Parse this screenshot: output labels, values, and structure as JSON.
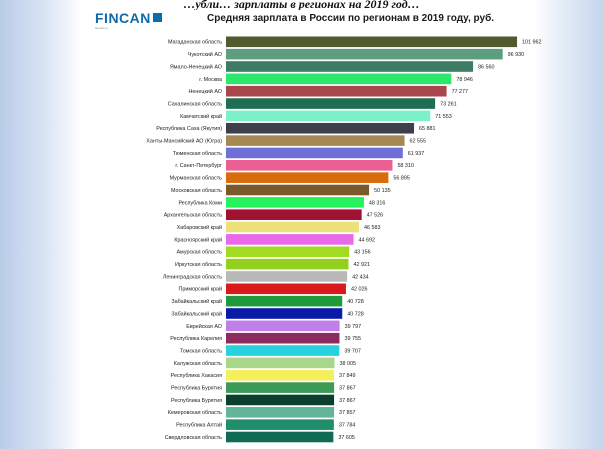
{
  "caption": "…убли… зарплаты в регионах на 2019 год…",
  "logo": {
    "text": "FINCAN",
    "tagline": "finance.ru"
  },
  "chart_data": {
    "type": "bar",
    "orientation": "horizontal",
    "title": "Средняя зарплата в России по регионам в 2019 году, руб.",
    "grid": false,
    "legend": "none",
    "xlim": [
      0,
      103000
    ],
    "categories": [
      "Магаданская область",
      "Чукотский АО",
      "Ямало-Ненецкий АО",
      "г. Москва",
      "Ненецкий АО",
      "Сахалинская область",
      "Камчатский край",
      "Республика Саха (Якутия)",
      "Ханты-Мансийский АО (Югра)",
      "Тюменская область",
      "г. Санкт-Петербург",
      "Мурманская область",
      "Московская область",
      "Республика Коми",
      "Архангельская область",
      "Хабаровский край",
      "Красноярский край",
      "Амурская область",
      "Иркутская область",
      "Ленинградская область",
      "Приморский край",
      "Забайкальский край",
      "Забайкальский край",
      "Еврейская АО",
      "Республика Карелия",
      "Томская область",
      "Калужская область",
      "Республика Хакасия",
      "Республика Бурятия",
      "Республика Бурятия",
      "Кемеровская область",
      "Республика Алтай",
      "Свердловская область"
    ],
    "values": [
      101962,
      96930,
      86560,
      78946,
      77277,
      73261,
      71553,
      65881,
      62555,
      61937,
      58310,
      56895,
      50135,
      48316,
      47526,
      46583,
      44692,
      43156,
      42921,
      42434,
      42026,
      40728,
      40728,
      39797,
      39755,
      39707,
      38005,
      37849,
      37867,
      37867,
      37857,
      37784,
      37605
    ],
    "value_labels": [
      "101 962",
      "96 930",
      "86 560",
      "78 946",
      "77 277",
      "73 261",
      "71 553",
      "65 881",
      "62 555",
      "61 937",
      "58 310",
      "56 895",
      "50 135",
      "48 316",
      "47 526",
      "46 583",
      "44 692",
      "43 156",
      "42 921",
      "42 434",
      "42 026",
      "40 728",
      "40 728",
      "39 797",
      "39 755",
      "39 707",
      "38 005",
      "37 849",
      "37 867",
      "37 867",
      "37 857",
      "37 784",
      "37 605"
    ],
    "colors": [
      "#4f5a2f",
      "#5c9e7e",
      "#3d7d63",
      "#2be86a",
      "#a8454d",
      "#1f6e54",
      "#7cf0c8",
      "#3e3f4a",
      "#a48a52",
      "#6e6fd6",
      "#ec5f94",
      "#d86b0c",
      "#7a5a2a",
      "#26f25c",
      "#a01232",
      "#ece07a",
      "#e86ae9",
      "#a2dc22",
      "#92cf1e",
      "#b9b9b9",
      "#d81a1a",
      "#1f9a3a",
      "#0a1aa8",
      "#c07ee8",
      "#8a2c5e",
      "#27d2df",
      "#a9d68a",
      "#f4f05c",
      "#3a9a56",
      "#0d3f2e",
      "#62b59a",
      "#1e8f6a",
      "#0f6b56"
    ]
  }
}
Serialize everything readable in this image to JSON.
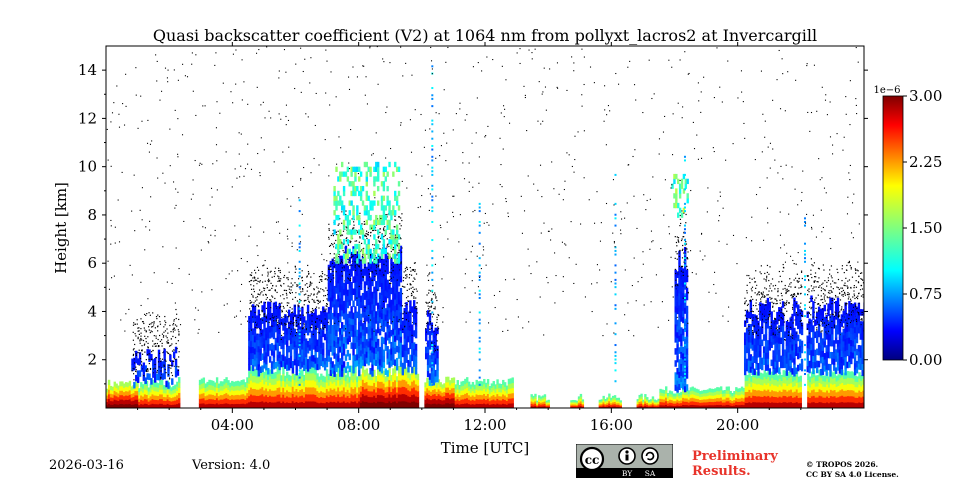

━━━━━━━━━━━━━━━━

_Written request_
Isolate each line of the listing above that includes "JSON". Copy it.

_Task output_
Parse this screenshot: output labels, values, and structure as JSON.
Serialize everything readable in this image to JSON.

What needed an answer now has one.